— Problem details —
Reproduce the entire question about limiting prefetch_related word for word.

— Extract provided —
╔══
Is there a way to tell prefetch_related
to only fetch a limited set of related objects? Lets say I am fetching a list of users and I know I want to fetch their recent comments. Instead of fetching comments for each user in a loop, I use prefetch_related to pre-fetch them at the time of fetching the users. My understanding is that this will fetch all the comments made by any user present in the result of the original query but I only want to show the latest 5 for each user.
How does this affect the performance if the list of comments is really huge? Is there a way to fetch only 5 comments for each user in a single (or 2) query? It doesn't have to be the same query as the original one for fetching users but that would be nice.
I essentially want to turn this
users = User.objects.all()
for user in users:
user.comments.all()[:10]
into something like this
User.objects.all().prefetch_related('comments', limit=10)
so if a user has 100s or 10000s of comments, they are not all loaded into memory. How would you do something like this in raw SQL?
╚══
Data for recognizing document structure
╔══
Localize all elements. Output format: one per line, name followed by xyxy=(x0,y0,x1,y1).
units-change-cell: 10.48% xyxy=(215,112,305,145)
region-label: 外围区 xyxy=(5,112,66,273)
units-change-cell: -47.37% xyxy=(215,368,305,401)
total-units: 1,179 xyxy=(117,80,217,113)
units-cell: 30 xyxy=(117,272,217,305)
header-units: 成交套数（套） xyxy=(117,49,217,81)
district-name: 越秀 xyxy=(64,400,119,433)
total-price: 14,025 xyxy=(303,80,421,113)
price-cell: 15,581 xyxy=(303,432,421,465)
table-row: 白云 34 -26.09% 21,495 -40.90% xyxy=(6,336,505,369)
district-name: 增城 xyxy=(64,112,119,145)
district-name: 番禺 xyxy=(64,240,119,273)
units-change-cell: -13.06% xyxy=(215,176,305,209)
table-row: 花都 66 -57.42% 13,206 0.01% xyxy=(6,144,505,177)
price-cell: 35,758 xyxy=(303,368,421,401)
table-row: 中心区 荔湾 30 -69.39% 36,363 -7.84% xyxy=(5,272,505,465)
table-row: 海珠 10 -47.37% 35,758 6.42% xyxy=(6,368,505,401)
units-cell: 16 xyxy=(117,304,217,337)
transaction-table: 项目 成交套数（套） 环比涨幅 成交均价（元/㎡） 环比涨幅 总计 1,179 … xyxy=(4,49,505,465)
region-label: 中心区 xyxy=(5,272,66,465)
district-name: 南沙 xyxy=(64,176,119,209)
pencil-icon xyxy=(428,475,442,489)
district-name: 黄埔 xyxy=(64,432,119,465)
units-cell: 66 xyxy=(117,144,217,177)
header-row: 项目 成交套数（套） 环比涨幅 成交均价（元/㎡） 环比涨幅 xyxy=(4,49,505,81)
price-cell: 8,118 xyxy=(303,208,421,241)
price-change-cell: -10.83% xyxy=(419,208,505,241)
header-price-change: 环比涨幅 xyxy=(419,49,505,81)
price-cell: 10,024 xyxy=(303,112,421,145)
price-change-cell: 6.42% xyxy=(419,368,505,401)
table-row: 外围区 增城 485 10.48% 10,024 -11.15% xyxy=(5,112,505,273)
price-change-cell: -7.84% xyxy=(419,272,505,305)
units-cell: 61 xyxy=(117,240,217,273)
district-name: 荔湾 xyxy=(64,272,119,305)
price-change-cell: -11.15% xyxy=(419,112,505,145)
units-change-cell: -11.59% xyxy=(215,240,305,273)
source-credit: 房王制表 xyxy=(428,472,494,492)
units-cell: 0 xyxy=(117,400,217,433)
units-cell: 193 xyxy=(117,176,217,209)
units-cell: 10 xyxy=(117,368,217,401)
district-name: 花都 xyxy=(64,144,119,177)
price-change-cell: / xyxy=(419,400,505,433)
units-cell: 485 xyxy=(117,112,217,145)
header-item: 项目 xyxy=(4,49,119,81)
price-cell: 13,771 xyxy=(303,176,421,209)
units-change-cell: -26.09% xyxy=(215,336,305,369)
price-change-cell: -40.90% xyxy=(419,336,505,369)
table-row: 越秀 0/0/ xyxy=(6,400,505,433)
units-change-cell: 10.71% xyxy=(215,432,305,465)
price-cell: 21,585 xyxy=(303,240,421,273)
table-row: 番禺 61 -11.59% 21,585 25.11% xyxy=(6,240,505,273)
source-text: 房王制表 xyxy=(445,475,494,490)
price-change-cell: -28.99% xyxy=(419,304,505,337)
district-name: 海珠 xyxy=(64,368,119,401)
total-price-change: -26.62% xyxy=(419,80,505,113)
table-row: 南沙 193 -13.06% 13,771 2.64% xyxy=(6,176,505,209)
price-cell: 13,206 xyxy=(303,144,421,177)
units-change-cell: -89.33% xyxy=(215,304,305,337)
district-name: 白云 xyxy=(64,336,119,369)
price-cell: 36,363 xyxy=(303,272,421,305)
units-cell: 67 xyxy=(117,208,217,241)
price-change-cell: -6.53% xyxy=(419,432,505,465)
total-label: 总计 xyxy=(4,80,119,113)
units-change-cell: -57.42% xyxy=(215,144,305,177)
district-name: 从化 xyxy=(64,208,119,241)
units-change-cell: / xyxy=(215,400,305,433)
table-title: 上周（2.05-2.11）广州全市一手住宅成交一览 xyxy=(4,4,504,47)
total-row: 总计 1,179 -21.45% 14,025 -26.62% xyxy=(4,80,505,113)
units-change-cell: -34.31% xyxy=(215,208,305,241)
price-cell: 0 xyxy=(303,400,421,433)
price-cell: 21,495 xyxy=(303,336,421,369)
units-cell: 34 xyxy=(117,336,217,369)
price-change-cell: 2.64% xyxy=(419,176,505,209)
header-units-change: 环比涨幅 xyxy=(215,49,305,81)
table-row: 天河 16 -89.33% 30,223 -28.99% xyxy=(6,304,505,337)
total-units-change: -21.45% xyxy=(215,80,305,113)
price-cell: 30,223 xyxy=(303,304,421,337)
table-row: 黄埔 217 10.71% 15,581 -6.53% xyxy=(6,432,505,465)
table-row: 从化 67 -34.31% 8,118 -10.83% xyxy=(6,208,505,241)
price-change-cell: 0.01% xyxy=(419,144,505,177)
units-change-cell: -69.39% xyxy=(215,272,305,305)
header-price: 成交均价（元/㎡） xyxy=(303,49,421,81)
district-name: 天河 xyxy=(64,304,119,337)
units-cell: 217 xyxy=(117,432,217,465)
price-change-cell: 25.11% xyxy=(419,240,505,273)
╚══
— Task result —
Is there a way to tell prefetch_related
to only fetch a limited set of related objects? Lets say I am fetching a list of users and I know I want to fetch their recent comments. Instead of fetching comments for each user in a loop, I use prefetch_related to pre-fetch them at the time of fetching the users. My understanding is that this will fetch all the comments made by any user present in the result of the original query but I only want to show the latest 5 for each user.
How does this affect the performance if the list of comments is really huge? Is there a way to fetch only 5 comments for each user in a single (or 2) query? It doesn't have to be the same query as the original one for fetching users but that would be nice.
I essentially want to turn this
users = User.objects.all()
for user in users:
user.comments.all()[:10]
into something like this
User.objects.all().prefetch_related('comments', limit=10)
so if a user has 100s or 10000s of comments, they are not all loaded into memory. How would you do something like this in raw SQL?